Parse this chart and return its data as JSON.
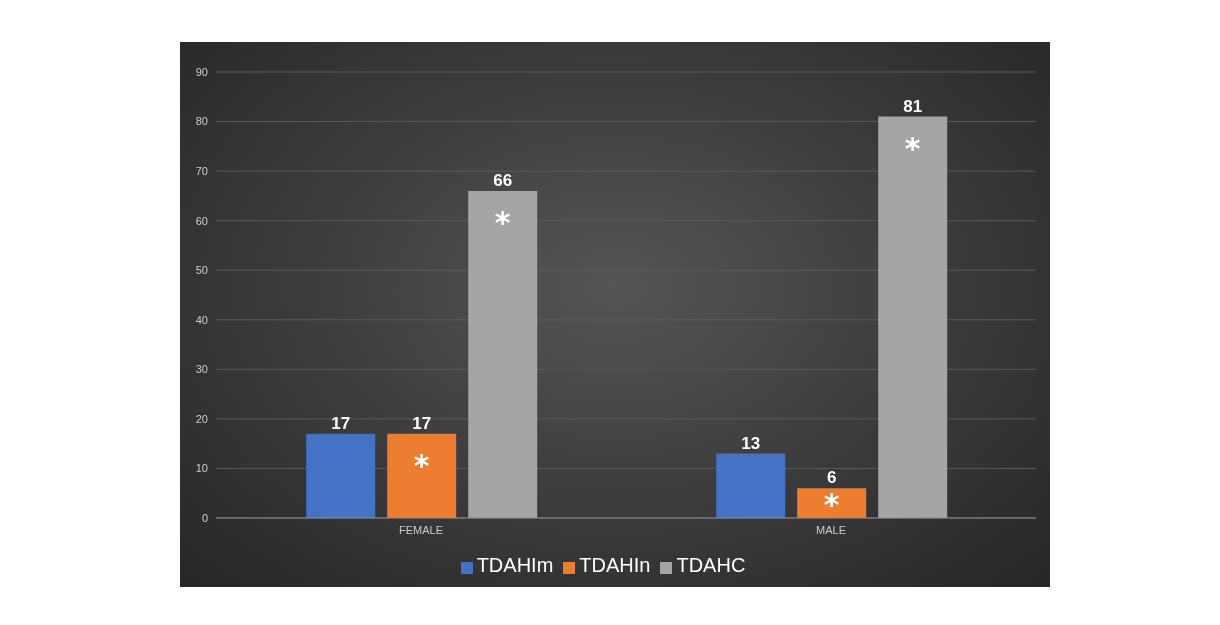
{
  "chart_data": {
    "type": "bar",
    "categories": [
      "FEMALE",
      "MALE"
    ],
    "series": [
      {
        "name": "TDAHIm",
        "color": "#4472c4",
        "values": [
          17,
          13
        ]
      },
      {
        "name": "TDAHIn",
        "color": "#ed7d31",
        "values": [
          17,
          6
        ]
      },
      {
        "name": "TDAHC",
        "color": "#a5a5a5",
        "values": [
          66,
          81
        ]
      }
    ],
    "ylim": [
      0,
      90
    ],
    "yticks": [
      0,
      10,
      20,
      30,
      40,
      50,
      60,
      70,
      80,
      90
    ],
    "grid": "y",
    "legend": "bottom",
    "data_labels": true,
    "annotations": [
      {
        "text": "*",
        "x": "FEMALE",
        "y": 17
      },
      "*",
      {
        "text": "*",
        "x": "MALE",
        "y": 6
      },
      "*"
    ]
  }
}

#### Set problem
Give only the number of lines in the preceding material that contain the string "color".

#### Output
3